Records about charts and figures
<<<<

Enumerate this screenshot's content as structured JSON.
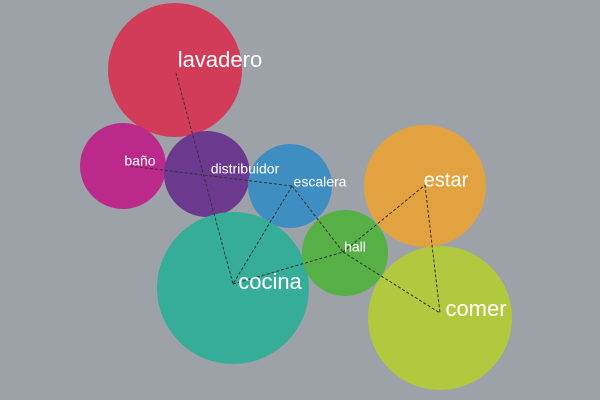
{
  "background": "#9da1a8",
  "edge_color": "#333333",
  "rooms": [
    {
      "id": "lavadero",
      "label": "lavadero",
      "color": "#d23c58"
    },
    {
      "id": "bano",
      "label": "baño",
      "color": "#bb2a8a"
    },
    {
      "id": "distribuidor",
      "label": "distribuidor",
      "color": "#6b3a8e"
    },
    {
      "id": "escalera",
      "label": "escalera",
      "color": "#3f8ec2"
    },
    {
      "id": "cocina",
      "label": "cocina",
      "color": "#35ad98"
    },
    {
      "id": "hall",
      "label": "hall",
      "color": "#56b046"
    },
    {
      "id": "estar",
      "label": "estar",
      "color": "#e2a23f"
    },
    {
      "id": "comer",
      "label": "comer",
      "color": "#b2c93f"
    }
  ],
  "connections": [
    {
      "from": "lavadero",
      "to": "cocina"
    },
    {
      "from": "bano",
      "to": "escalera"
    },
    {
      "from": "escalera",
      "to": "cocina"
    },
    {
      "from": "escalera",
      "to": "hall"
    },
    {
      "from": "cocina",
      "to": "hall"
    },
    {
      "from": "hall",
      "to": "estar"
    },
    {
      "from": "hall",
      "to": "comer"
    },
    {
      "from": "estar",
      "to": "comer"
    }
  ]
}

>>>>

Work to be completed » Write out the records above exactly as they appear, leaving out any pictures.

Response to this task »
Enumerate this screenshot's content as structured JSON.
{
  "background": "#9da1a8",
  "edge_color": "#333333",
  "rooms": [
    {
      "id": "lavadero",
      "label": "lavadero",
      "color": "#d23c58"
    },
    {
      "id": "bano",
      "label": "baño",
      "color": "#bb2a8a"
    },
    {
      "id": "distribuidor",
      "label": "distribuidor",
      "color": "#6b3a8e"
    },
    {
      "id": "escalera",
      "label": "escalera",
      "color": "#3f8ec2"
    },
    {
      "id": "cocina",
      "label": "cocina",
      "color": "#35ad98"
    },
    {
      "id": "hall",
      "label": "hall",
      "color": "#56b046"
    },
    {
      "id": "estar",
      "label": "estar",
      "color": "#e2a23f"
    },
    {
      "id": "comer",
      "label": "comer",
      "color": "#b2c93f"
    }
  ],
  "connections": [
    {
      "from": "lavadero",
      "to": "cocina"
    },
    {
      "from": "bano",
      "to": "escalera"
    },
    {
      "from": "escalera",
      "to": "cocina"
    },
    {
      "from": "escalera",
      "to": "hall"
    },
    {
      "from": "cocina",
      "to": "hall"
    },
    {
      "from": "hall",
      "to": "estar"
    },
    {
      "from": "hall",
      "to": "comer"
    },
    {
      "from": "estar",
      "to": "comer"
    }
  ]
}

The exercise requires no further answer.